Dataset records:
--------------------------------------------------

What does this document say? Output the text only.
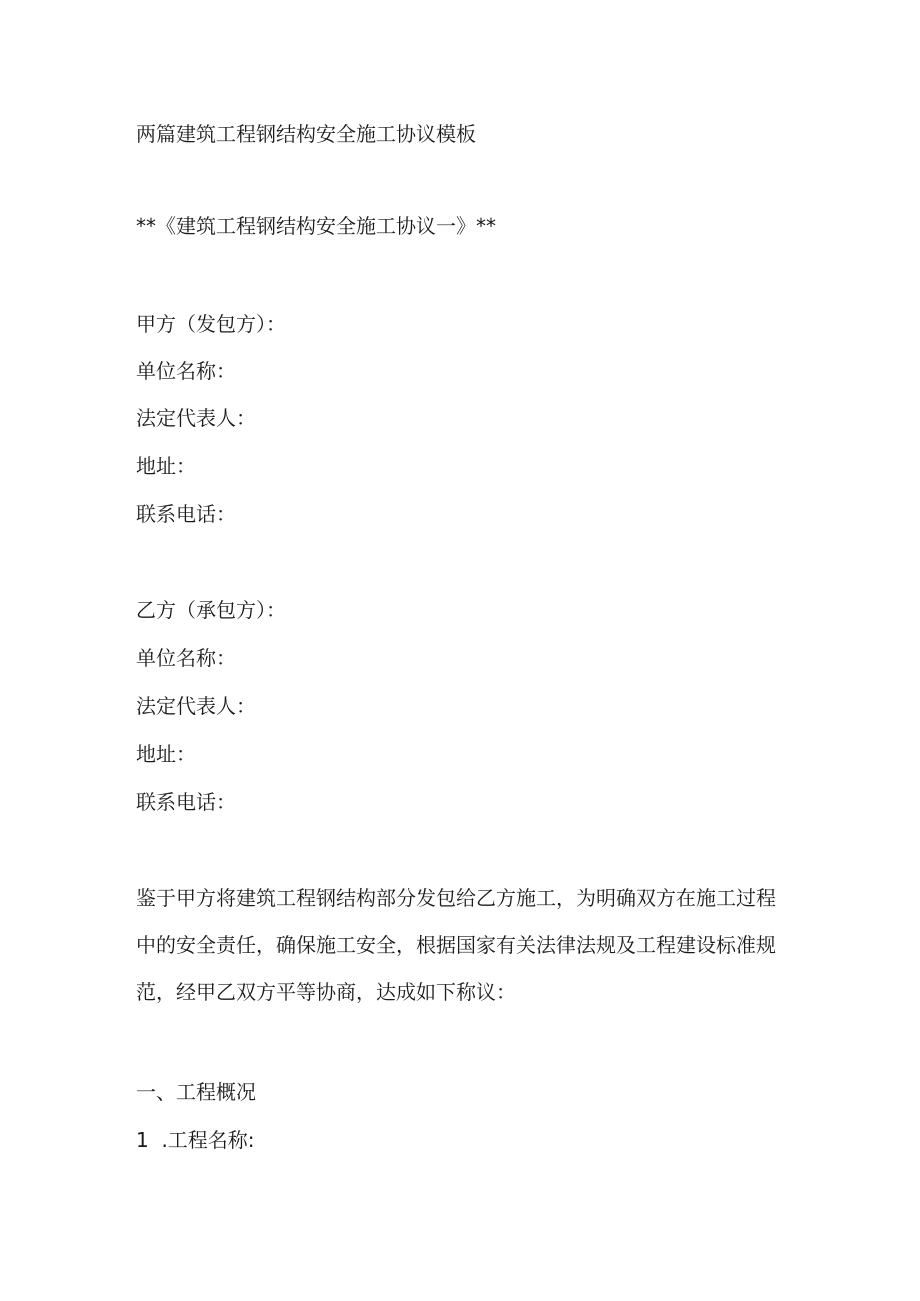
两篇建筑工程钢结构安全施工协议模板
**《建筑工程钢结构安全施工协议一》**
甲方（发包方）：
单位名称：
法定代表人：
地址：
联系电话：
乙方（承包方）：
单位名称：
法定代表人：
地址：
联系电话：
鉴于甲方将建筑工程钢结构部分发包给乙方施工，为明确双方在施工过程
中的安全责任，确保施工安全，根据国家有关法律法规及工程建设标准规
范，经甲乙双方平等协商，达成如下称议：
一、工程概况
1  .工程名称:
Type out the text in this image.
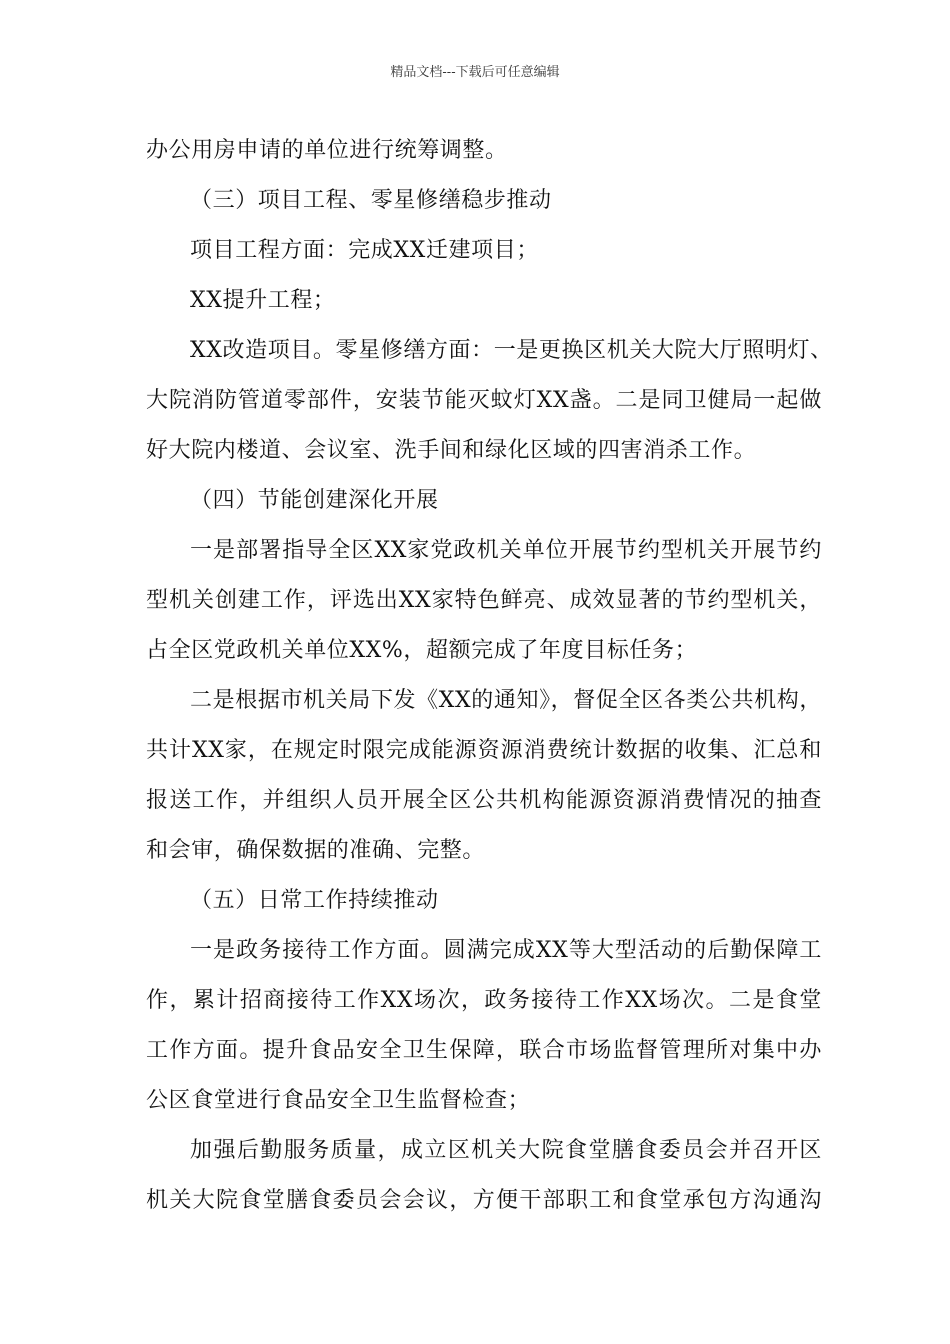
精品文档---下载后可任意编辑
办公用房申请的单位进行统筹调整。
（三）项目工程、零星修缮稳步推动
项目工程方面：完成XX迁建项目；
XX提升工程；
XX改造项目。零星修缮方面：一是更换区机关大院大厅照明灯、
大院消防管道零部件，安装节能灭蚊灯XX盏。二是同卫健局一起做
好大院内楼道、会议室、洗手间和绿化区域的四害消杀工作。
（四）节能创建深化开展
一是部署指导全区XX家党政机关单位开展节约型机关开展节约
型机关创建工作，评选出XX家特色鲜亮、成效显著的节约型机关，
占全区党政机关单位XX%，超额完成了年度目标任务；
二是根据市机关局下发《XX的通知》，督促全区各类公共机构，
共计XX家，在规定时限完成能源资源消费统计数据的收集、汇总和
报送工作，并组织人员开展全区公共机构能源资源消费情况的抽查
和会审，确保数据的准确、完整。
（五）日常工作持续推动
一是政务接待工作方面。圆满完成XX等大型活动的后勤保障工
作，累计招商接待工作XX场次，政务接待工作XX场次。二是食堂
工作方面。提升食品安全卫生保障，联合市场监督管理所对集中办
公区食堂进行食品安全卫生监督检查；
加强后勤服务质量，成立区机关大院食堂膳食委员会并召开区
机关大院食堂膳食委员会会议，方便干部职工和食堂承包方沟通沟
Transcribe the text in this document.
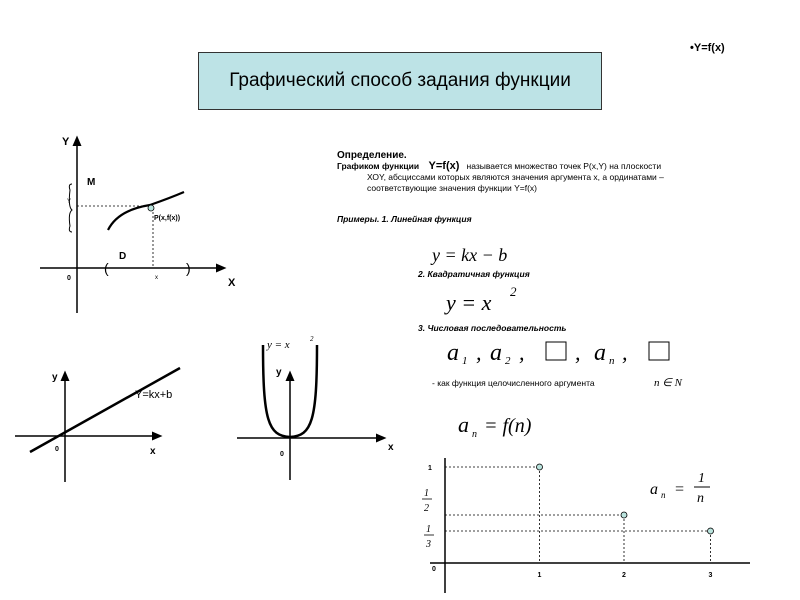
•Y=f(x)
Графический способ задания функции
Определение.
Графиком функции Y=f(x) называется множество точек Р(х,Y) на плоскости
ХОY, абсциссами которых являются значения аргумента х, а ординатами –
соответствующие значения функции Y=f(x)
Примеры. 1. Линейная функция
2. Квадратичная функция
3. Числовая последовательность
- как функция целочисленного аргумента
Y
X
0
M
D
Y
x
(	)
P(x,f(x))
y
x
0
Y=kx+b
y
x
0
y = x	2
y = kx − b
y = x 2
a 1 , a 2 , , a n ,
n ∈ N
a n = f(n)
a n =
1
n
0
1
1
2
1
3
1	2	3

--------------------------------------------------

What is required: Which lines contain "функция"? Copy each of them.

Exercise answer:
Примеры. 1. Линейная функция
2. Квадратичная функция
- как функция целочисленного аргумента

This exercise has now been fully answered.